▸ **Work to be completed**
Give again only the lines from the line that holds "Extract the structured" to the end of the data, inclusive, omitting all pictures.

********************

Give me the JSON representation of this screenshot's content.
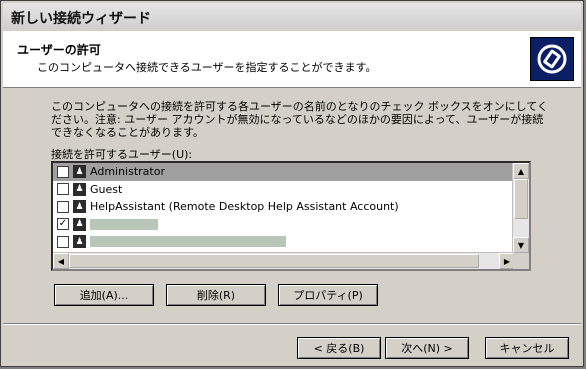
{
  "window": {
    "title": "新しい接続ウィザード"
  },
  "header": {
    "title": "ユーザーの許可",
    "subtitle": "このコンピュータへ接続できるユーザーを指定することができます。",
    "icon": "wizard-connection-icon"
  },
  "description": "このコンピュータへの接続を許可する各ユーザーの名前のとなりのチェック ボックスをオンにしてください。注意: ユーザー アカウントが無効になっているなどのほかの要因によって、ユーザーが接続できなくなることがあります。",
  "list": {
    "label": "接続を許可するユーザー(U):",
    "users": [
      {
        "name": "Administrator",
        "checked": false,
        "selected": true
      },
      {
        "name": "Guest",
        "checked": false,
        "selected": false
      },
      {
        "name": "HelpAssistant (Remote Desktop Help Assistant Account)",
        "checked": false,
        "selected": false
      },
      {
        "name": "",
        "checked": true,
        "selected": false
      },
      {
        "name": "",
        "checked": false,
        "selected": false
      },
      {
        "name": "",
        "checked": false,
        "selected": false
      }
    ]
  },
  "buttons": {
    "add": "追加(A)...",
    "delete": "削除(R)",
    "properties": "プロパティ(P)",
    "back": "< 戻る(B)",
    "next": "次へ(N) >",
    "cancel": "キャンセル"
  },
  "colors": {
    "accent_icon_bg": "#0a1f66",
    "selection": "#a0a0a0"
  }
}
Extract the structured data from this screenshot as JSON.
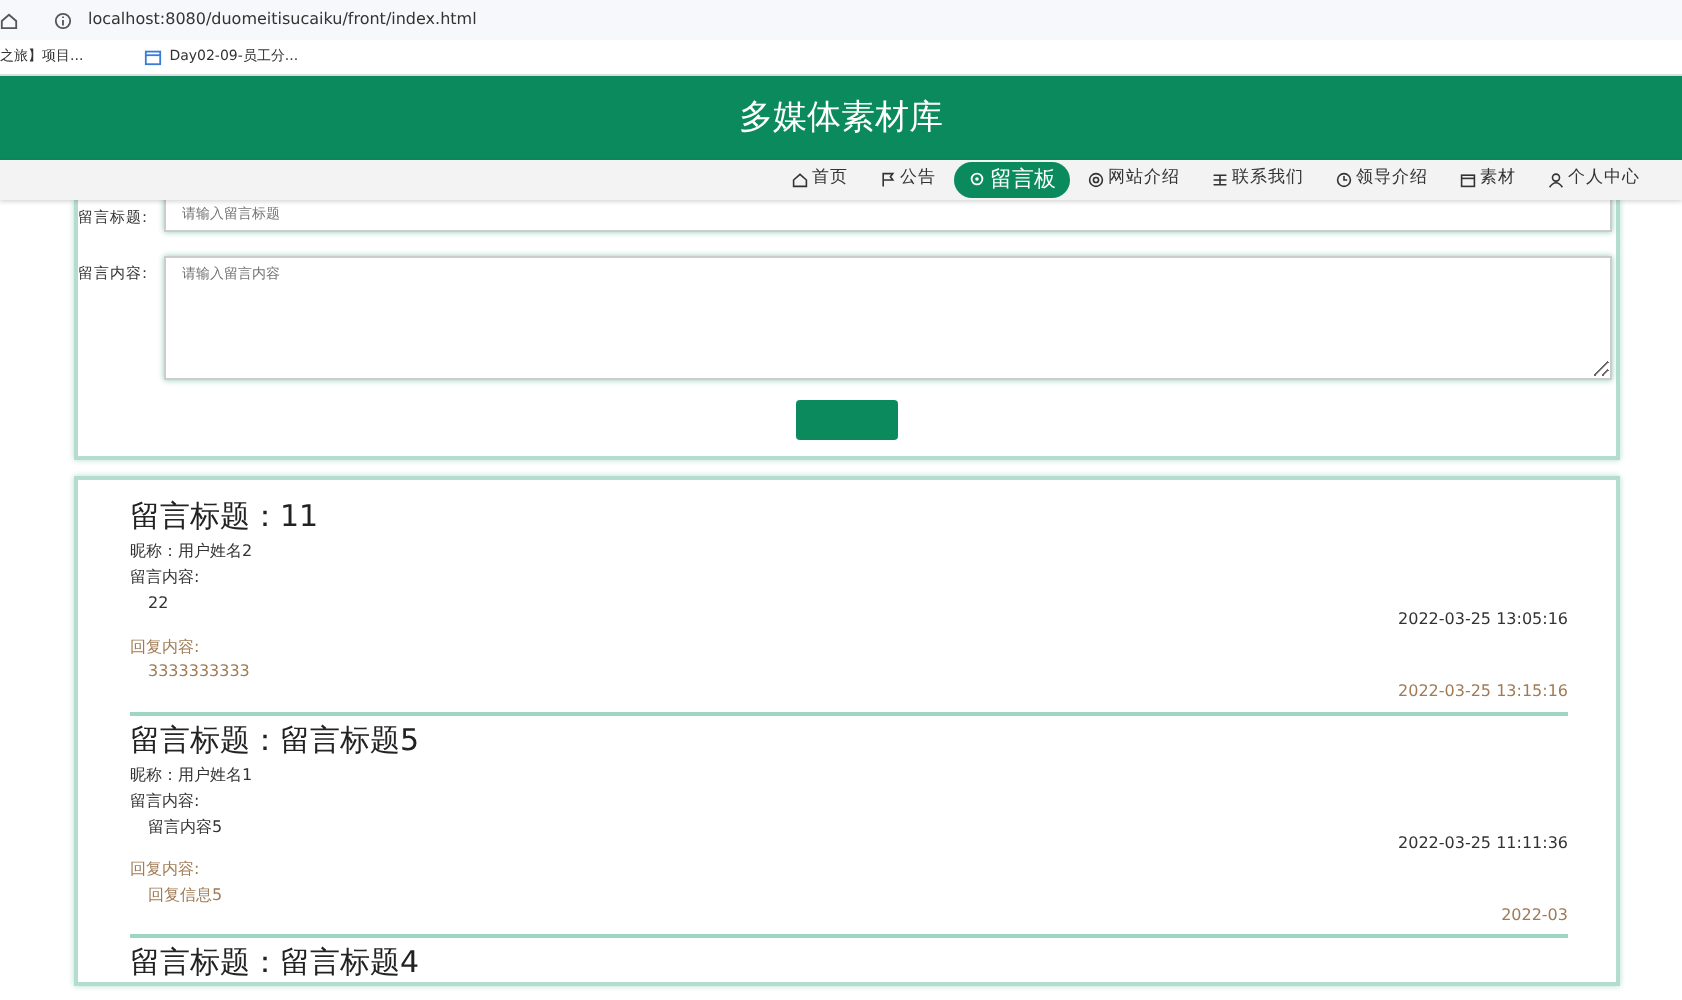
{
  "browser": {
    "url": "localhost:8080/duomeitisucaiku/front/index.html",
    "bookmarks": [
      {
        "label": "之旅】项目...",
        "kind": "text"
      },
      {
        "label": "Day02-09-员工分...",
        "kind": "calendar"
      }
    ]
  },
  "header": {
    "title": "多媒体素材库"
  },
  "nav": [
    {
      "label": "首页",
      "selected": false
    },
    {
      "label": "公告",
      "selected": false
    },
    {
      "label": "留言板",
      "selected": true
    },
    {
      "label": "网站介绍",
      "selected": false
    },
    {
      "label": "联系我们",
      "selected": false
    },
    {
      "label": "领导介绍",
      "selected": false
    },
    {
      "label": "素材",
      "selected": false
    },
    {
      "label": "个人中心",
      "selected": false
    }
  ],
  "form": {
    "title_label": "留言标题:",
    "title_placeholder": "请输入留言标题",
    "content_label": "留言内容:",
    "content_placeholder": "请输入留言内容"
  },
  "messages": [
    {
      "title": "留言标题：11",
      "nickname": "昵称：用户姓名2",
      "content_label": "留言内容:",
      "content": "22",
      "time": "2022-03-25 13:05:16",
      "reply_label": "回复内容:",
      "reply": "3333333333",
      "reply_time": "2022-03-25 13:15:16"
    },
    {
      "title": "留言标题：留言标题5",
      "nickname": "昵称：用户姓名1",
      "content_label": "留言内容:",
      "content": "留言内容5",
      "time": "2022-03-25 11:11:36",
      "reply_label": "回复内容:",
      "reply": "回复信息5",
      "reply_time": "2022-03"
    },
    {
      "title": "留言标题：留言标题4"
    }
  ]
}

********************

▸ **Task result**
Extract the structured data from this screenshot as JSON.
{
  "browser": {
    "url": "localhost:8080/duomeitisucaiku/front/index.html",
    "bookmarks": [
      {
        "label": "之旅】项目...",
        "kind": "text"
      },
      {
        "label": "Day02-09-员工分...",
        "kind": "calendar"
      }
    ]
  },
  "header": {
    "title": "多媒体素材库"
  },
  "nav": [
    {
      "label": "首页",
      "selected": false
    },
    {
      "label": "公告",
      "selected": false
    },
    {
      "label": "留言板",
      "selected": true
    },
    {
      "label": "网站介绍",
      "selected": false
    },
    {
      "label": "联系我们",
      "selected": false
    },
    {
      "label": "领导介绍",
      "selected": false
    },
    {
      "label": "素材",
      "selected": false
    },
    {
      "label": "个人中心",
      "selected": false
    }
  ],
  "form": {
    "title_label": "留言标题:",
    "title_placeholder": "请输入留言标题",
    "content_label": "留言内容:",
    "content_placeholder": "请输入留言内容"
  },
  "messages": [
    {
      "title": "留言标题：11",
      "nickname": "昵称：用户姓名2",
      "content_label": "留言内容:",
      "content": "22",
      "time": "2022-03-25 13:05:16",
      "reply_label": "回复内容:",
      "reply": "3333333333",
      "reply_time": "2022-03-25 13:15:16"
    },
    {
      "title": "留言标题：留言标题5",
      "nickname": "昵称：用户姓名1",
      "content_label": "留言内容:",
      "content": "留言内容5",
      "time": "2022-03-25 11:11:36",
      "reply_label": "回复内容:",
      "reply": "回复信息5",
      "reply_time": "2022-03"
    },
    {
      "title": "留言标题：留言标题4"
    }
  ]
}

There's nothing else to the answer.